▸ **EXERCISE GOAL**
Please give the listing again in full, leaving out its images.

▸ **SUPPLIED RECORDS**
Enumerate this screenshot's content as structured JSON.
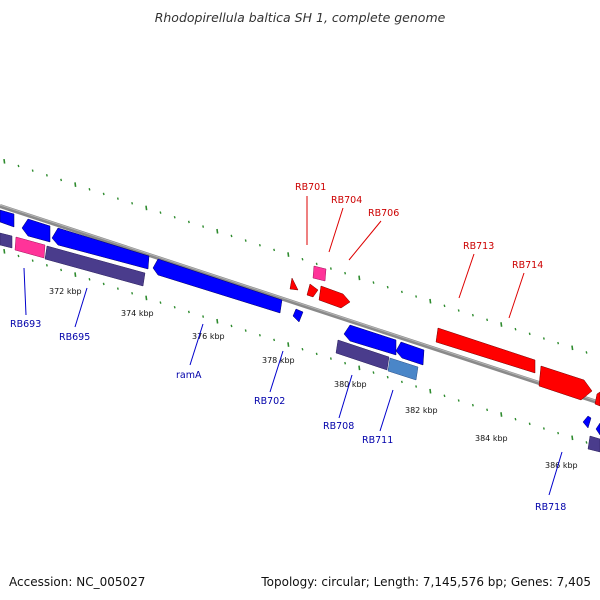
{
  "title": "Rhodopirellula baltica SH 1, complete genome",
  "footer": {
    "accession": "Accession: NC_005027",
    "summary": "Topology: circular; Length: 7,145,576 bp; Genes: 7,405"
  },
  "colors": {
    "backbone": "#888888",
    "dots": "#2e8b2e",
    "forward_gene": "#ff0000",
    "reverse_gene": "#0000ff",
    "forward_label": "#cc0000",
    "reverse_label": "#0000aa",
    "forward_rna": "#ff3399",
    "reverse_band": "#4a3c8c",
    "reverse_band_light": "#4a86c8"
  },
  "ticks": [
    {
      "label": "372 kbp"
    },
    {
      "label": "374 kbp"
    },
    {
      "label": "376 kbp"
    },
    {
      "label": "378 kbp"
    },
    {
      "label": "380 kbp"
    },
    {
      "label": "382 kbp"
    },
    {
      "label": "384 kbp"
    },
    {
      "label": "386 kbp"
    }
  ],
  "forward_labels": [
    "RB701",
    "RB704",
    "RB706",
    "RB713",
    "RB714"
  ],
  "reverse_labels": [
    "RB693",
    "RB695",
    "ramA",
    "RB702",
    "RB708",
    "RB711",
    "RB718"
  ]
}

▸ **WRITTEN RESPONSE**
Enumerate this screenshot's content as structured JSON.
{
  "title": "Rhodopirellula baltica SH 1, complete genome",
  "footer": {
    "accession": "Accession: NC_005027",
    "summary": "Topology: circular; Length: 7,145,576 bp; Genes: 7,405"
  },
  "colors": {
    "backbone": "#888888",
    "dots": "#2e8b2e",
    "forward_gene": "#ff0000",
    "reverse_gene": "#0000ff",
    "forward_label": "#cc0000",
    "reverse_label": "#0000aa",
    "forward_rna": "#ff3399",
    "reverse_band": "#4a3c8c",
    "reverse_band_light": "#4a86c8"
  },
  "ticks": [
    {
      "label": "372 kbp"
    },
    {
      "label": "374 kbp"
    },
    {
      "label": "376 kbp"
    },
    {
      "label": "378 kbp"
    },
    {
      "label": "380 kbp"
    },
    {
      "label": "382 kbp"
    },
    {
      "label": "384 kbp"
    },
    {
      "label": "386 kbp"
    }
  ],
  "forward_labels": [
    "RB701",
    "RB704",
    "RB706",
    "RB713",
    "RB714"
  ],
  "reverse_labels": [
    "RB693",
    "RB695",
    "ramA",
    "RB702",
    "RB708",
    "RB711",
    "RB718"
  ]
}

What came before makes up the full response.